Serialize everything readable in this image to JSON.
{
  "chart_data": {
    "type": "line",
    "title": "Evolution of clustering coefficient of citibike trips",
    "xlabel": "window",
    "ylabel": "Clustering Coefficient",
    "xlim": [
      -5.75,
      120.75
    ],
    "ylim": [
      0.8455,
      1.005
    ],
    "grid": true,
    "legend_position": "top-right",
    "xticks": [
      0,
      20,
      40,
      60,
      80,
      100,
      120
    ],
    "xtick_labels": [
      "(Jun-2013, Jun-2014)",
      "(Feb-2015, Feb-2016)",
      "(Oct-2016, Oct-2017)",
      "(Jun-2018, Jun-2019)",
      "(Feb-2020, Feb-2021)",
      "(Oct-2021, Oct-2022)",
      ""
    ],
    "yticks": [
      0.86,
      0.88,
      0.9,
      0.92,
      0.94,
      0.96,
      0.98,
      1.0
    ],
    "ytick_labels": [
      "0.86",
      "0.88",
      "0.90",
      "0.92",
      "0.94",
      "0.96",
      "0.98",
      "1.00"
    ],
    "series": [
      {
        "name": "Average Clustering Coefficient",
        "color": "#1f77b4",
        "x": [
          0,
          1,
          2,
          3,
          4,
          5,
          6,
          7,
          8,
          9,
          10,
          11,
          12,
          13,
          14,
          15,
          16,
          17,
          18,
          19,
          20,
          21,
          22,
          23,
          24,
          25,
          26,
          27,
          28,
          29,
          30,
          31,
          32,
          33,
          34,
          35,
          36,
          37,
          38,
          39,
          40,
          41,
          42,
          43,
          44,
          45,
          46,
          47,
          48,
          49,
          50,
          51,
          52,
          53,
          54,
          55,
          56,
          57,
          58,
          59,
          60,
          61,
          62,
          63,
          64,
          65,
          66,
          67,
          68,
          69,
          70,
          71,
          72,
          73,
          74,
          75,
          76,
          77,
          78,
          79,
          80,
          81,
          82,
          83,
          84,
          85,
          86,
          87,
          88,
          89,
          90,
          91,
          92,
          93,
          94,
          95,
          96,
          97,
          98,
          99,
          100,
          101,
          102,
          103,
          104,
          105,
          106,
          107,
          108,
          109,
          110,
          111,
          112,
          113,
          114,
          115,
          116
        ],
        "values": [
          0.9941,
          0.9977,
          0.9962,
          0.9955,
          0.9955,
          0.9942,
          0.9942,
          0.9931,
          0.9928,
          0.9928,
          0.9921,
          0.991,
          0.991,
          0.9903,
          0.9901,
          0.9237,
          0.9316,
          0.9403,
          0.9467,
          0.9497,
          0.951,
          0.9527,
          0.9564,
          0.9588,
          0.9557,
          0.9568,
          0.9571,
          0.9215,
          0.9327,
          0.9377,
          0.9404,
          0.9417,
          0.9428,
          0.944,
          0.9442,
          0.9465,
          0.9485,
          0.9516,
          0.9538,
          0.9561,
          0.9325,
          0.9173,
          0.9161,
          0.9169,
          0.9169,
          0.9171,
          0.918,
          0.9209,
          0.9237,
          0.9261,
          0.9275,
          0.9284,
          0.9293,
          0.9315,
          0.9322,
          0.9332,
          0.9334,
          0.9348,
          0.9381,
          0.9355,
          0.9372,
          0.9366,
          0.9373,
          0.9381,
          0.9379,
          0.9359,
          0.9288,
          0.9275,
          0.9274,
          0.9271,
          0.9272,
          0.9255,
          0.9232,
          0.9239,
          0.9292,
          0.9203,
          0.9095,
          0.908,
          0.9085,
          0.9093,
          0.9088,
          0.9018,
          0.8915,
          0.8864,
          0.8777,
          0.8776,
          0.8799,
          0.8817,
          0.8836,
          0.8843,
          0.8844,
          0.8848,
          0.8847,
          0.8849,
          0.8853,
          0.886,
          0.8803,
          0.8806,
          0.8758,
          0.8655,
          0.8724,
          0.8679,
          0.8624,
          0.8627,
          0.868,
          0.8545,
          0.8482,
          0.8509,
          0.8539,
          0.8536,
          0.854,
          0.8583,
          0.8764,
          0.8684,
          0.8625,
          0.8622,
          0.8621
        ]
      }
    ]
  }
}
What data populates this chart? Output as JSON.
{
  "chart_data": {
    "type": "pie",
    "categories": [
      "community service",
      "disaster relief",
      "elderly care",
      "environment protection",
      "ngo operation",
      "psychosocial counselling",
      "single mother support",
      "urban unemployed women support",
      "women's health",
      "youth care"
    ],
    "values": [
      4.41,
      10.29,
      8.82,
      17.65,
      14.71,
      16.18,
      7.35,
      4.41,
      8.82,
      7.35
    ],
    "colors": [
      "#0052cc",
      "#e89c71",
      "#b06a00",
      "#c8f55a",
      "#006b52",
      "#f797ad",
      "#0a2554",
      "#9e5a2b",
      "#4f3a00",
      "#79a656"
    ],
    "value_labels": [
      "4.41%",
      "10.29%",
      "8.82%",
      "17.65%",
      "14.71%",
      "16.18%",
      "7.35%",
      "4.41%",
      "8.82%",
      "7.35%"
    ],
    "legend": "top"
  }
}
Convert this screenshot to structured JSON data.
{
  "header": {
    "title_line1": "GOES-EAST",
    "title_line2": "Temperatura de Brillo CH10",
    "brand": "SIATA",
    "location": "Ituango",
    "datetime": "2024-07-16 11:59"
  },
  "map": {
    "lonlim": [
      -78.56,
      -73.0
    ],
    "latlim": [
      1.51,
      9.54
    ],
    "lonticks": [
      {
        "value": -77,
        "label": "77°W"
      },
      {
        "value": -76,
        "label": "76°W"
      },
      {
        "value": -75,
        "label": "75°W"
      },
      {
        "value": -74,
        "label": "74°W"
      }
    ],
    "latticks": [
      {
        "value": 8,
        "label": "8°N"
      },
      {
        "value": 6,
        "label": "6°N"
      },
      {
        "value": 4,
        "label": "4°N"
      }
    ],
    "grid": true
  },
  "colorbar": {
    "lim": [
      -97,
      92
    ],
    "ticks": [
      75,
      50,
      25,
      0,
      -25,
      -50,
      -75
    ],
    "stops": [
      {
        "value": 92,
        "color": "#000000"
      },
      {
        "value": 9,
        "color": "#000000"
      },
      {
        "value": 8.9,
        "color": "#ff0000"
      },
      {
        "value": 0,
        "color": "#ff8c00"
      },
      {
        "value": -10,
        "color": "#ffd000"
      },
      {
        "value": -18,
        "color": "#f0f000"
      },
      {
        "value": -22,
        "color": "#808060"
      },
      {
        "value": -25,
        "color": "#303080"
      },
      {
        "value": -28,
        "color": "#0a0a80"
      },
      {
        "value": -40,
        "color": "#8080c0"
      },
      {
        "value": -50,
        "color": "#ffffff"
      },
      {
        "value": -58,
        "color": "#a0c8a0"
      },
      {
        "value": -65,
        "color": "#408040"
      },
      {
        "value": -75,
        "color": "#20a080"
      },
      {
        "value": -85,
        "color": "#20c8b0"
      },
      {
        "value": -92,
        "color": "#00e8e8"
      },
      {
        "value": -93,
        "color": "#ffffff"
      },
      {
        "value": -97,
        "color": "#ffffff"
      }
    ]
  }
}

TASK TO CARRY OUT: Output all preceding records character for character.

EXERCISE RESPONSE:
Serialize everything readable in this image to JSON.
{
  "chart_data": {
    "type": "line",
    "title": "Evolution of clustering coefficient of citibike trips",
    "xlabel": "window",
    "ylabel": "Clustering Coefficient",
    "xlim": [
      -5.75,
      120.75
    ],
    "ylim": [
      0.8455,
      1.005
    ],
    "grid": true,
    "legend_position": "top-right",
    "xticks": [
      0,
      20,
      40,
      60,
      80,
      100,
      120
    ],
    "xtick_labels": [
      "(Jun-2013, Jun-2014)",
      "(Feb-2015, Feb-2016)",
      "(Oct-2016, Oct-2017)",
      "(Jun-2018, Jun-2019)",
      "(Feb-2020, Feb-2021)",
      "(Oct-2021, Oct-2022)",
      ""
    ],
    "yticks": [
      0.86,
      0.88,
      0.9,
      0.92,
      0.94,
      0.96,
      0.98,
      1.0
    ],
    "ytick_labels": [
      "0.86",
      "0.88",
      "0.90",
      "0.92",
      "0.94",
      "0.96",
      "0.98",
      "1.00"
    ],
    "series": [
      {
        "name": "Average Clustering Coefficient",
        "color": "#1f77b4",
        "x": [
          0,
          1,
          2,
          3,
          4,
          5,
          6,
          7,
          8,
          9,
          10,
          11,
          12,
          13,
          14,
          15,
          16,
          17,
          18,
          19,
          20,
          21,
          22,
          23,
          24,
          25,
          26,
          27,
          28,
          29,
          30,
          31,
          32,
          33,
          34,
          35,
          36,
          37,
          38,
          39,
          40,
          41,
          42,
          43,
          44,
          45,
          46,
          47,
          48,
          49,
          50,
          51,
          52,
          53,
          54,
          55,
          56,
          57,
          58,
          59,
          60,
          61,
          62,
          63,
          64,
          65,
          66,
          67,
          68,
          69,
          70,
          71,
          72,
          73,
          74,
          75,
          76,
          77,
          78,
          79,
          80,
          81,
          82,
          83,
          84,
          85,
          86,
          87,
          88,
          89,
          90,
          91,
          92,
          93,
          94,
          95,
          96,
          97,
          98,
          99,
          100,
          101,
          102,
          103,
          104,
          105,
          106,
          107,
          108,
          109,
          110,
          111,
          112,
          113,
          114,
          115,
          116
        ],
        "values": [
          0.9941,
          0.9977,
          0.9962,
          0.9955,
          0.9955,
          0.9942,
          0.9942,
          0.9931,
          0.9928,
          0.9928,
          0.9921,
          0.991,
          0.991,
          0.9903,
          0.9901,
          0.9237,
          0.9316,
          0.9403,
          0.9467,
          0.9497,
          0.951,
          0.9527,
          0.9564,
          0.9588,
          0.9557,
          0.9568,
          0.9571,
          0.9215,
          0.9327,
          0.9377,
          0.9404,
          0.9417,
          0.9428,
          0.944,
          0.9442,
          0.9465,
          0.9485,
          0.9516,
          0.9538,
          0.9561,
          0.9325,
          0.9173,
          0.9161,
          0.9169,
          0.9169,
          0.9171,
          0.918,
          0.9209,
          0.9237,
          0.9261,
          0.9275,
          0.9284,
          0.9293,
          0.9315,
          0.9322,
          0.9332,
          0.9334,
          0.9348,
          0.9381,
          0.9355,
          0.9372,
          0.9366,
          0.9373,
          0.9381,
          0.9379,
          0.9359,
          0.9288,
          0.9275,
          0.9274,
          0.9271,
          0.9272,
          0.9255,
          0.9232,
          0.9239,
          0.9292,
          0.9203,
          0.9095,
          0.908,
          0.9085,
          0.9093,
          0.9088,
          0.9018,
          0.8915,
          0.8864,
          0.8777,
          0.8776,
          0.8799,
          0.8817,
          0.8836,
          0.8843,
          0.8844,
          0.8848,
          0.8847,
          0.8849,
          0.8853,
          0.886,
          0.8803,
          0.8806,
          0.8758,
          0.8655,
          0.8724,
          0.8679,
          0.8624,
          0.8627,
          0.868,
          0.8545,
          0.8482,
          0.8509,
          0.8539,
          0.8536,
          0.854,
          0.8583,
          0.8764,
          0.8684,
          0.8625,
          0.8622,
          0.8621
        ]
      }
    ]
  }
}
What data populates this chart? Output as JSON.
{
  "chart_data": {
    "type": "pie",
    "categories": [
      "community service",
      "disaster relief",
      "elderly care",
      "environment protection",
      "ngo operation",
      "psychosocial counselling",
      "single mother support",
      "urban unemployed women support",
      "women's health",
      "youth care"
    ],
    "values": [
      4.41,
      10.29,
      8.82,
      17.65,
      14.71,
      16.18,
      7.35,
      4.41,
      8.82,
      7.35
    ],
    "colors": [
      "#0052cc",
      "#e89c71",
      "#b06a00",
      "#c8f55a",
      "#006b52",
      "#f797ad",
      "#0a2554",
      "#9e5a2b",
      "#4f3a00",
      "#79a656"
    ],
    "value_labels": [
      "4.41%",
      "10.29%",
      "8.82%",
      "17.65%",
      "14.71%",
      "16.18%",
      "7.35%",
      "4.41%",
      "8.82%",
      "7.35%"
    ],
    "legend": "top"
  }
}
Convert this screenshot to structured JSON data.
{
  "header": {
    "title_line1": "GOES-EAST",
    "title_line2": "Temperatura de Brillo CH10",
    "brand": "SIATA",
    "location": "Ituango",
    "datetime": "2024-07-16 11:59"
  },
  "map": {
    "lonlim": [
      -78.56,
      -73.0
    ],
    "latlim": [
      1.51,
      9.54
    ],
    "lonticks": [
      {
        "value": -77,
        "label": "77°W"
      },
      {
        "value": -76,
        "label": "76°W"
      },
      {
        "value": -75,
        "label": "75°W"
      },
      {
        "value": -74,
        "label": "74°W"
      }
    ],
    "latticks": [
      {
        "value": 8,
        "label": "8°N"
      },
      {
        "value": 6,
        "label": "6°N"
      },
      {
        "value": 4,
        "label": "4°N"
      }
    ],
    "grid": true
  },
  "colorbar": {
    "lim": [
      -97,
      92
    ],
    "ticks": [
      75,
      50,
      25,
      0,
      -25,
      -50,
      -75
    ],
    "stops": [
      {
        "value": 92,
        "color": "#000000"
      },
      {
        "value": 9,
        "color": "#000000"
      },
      {
        "value": 8.9,
        "color": "#ff0000"
      },
      {
        "value": 0,
        "color": "#ff8c00"
      },
      {
        "value": -10,
        "color": "#ffd000"
      },
      {
        "value": -18,
        "color": "#f0f000"
      },
      {
        "value": -22,
        "color": "#808060"
      },
      {
        "value": -25,
        "color": "#303080"
      },
      {
        "value": -28,
        "color": "#0a0a80"
      },
      {
        "value": -40,
        "color": "#8080c0"
      },
      {
        "value": -50,
        "color": "#ffffff"
      },
      {
        "value": -58,
        "color": "#a0c8a0"
      },
      {
        "value": -65,
        "color": "#408040"
      },
      {
        "value": -75,
        "color": "#20a080"
      },
      {
        "value": -85,
        "color": "#20c8b0"
      },
      {
        "value": -92,
        "color": "#00e8e8"
      },
      {
        "value": -93,
        "color": "#ffffff"
      },
      {
        "value": -97,
        "color": "#ffffff"
      }
    ]
  }
}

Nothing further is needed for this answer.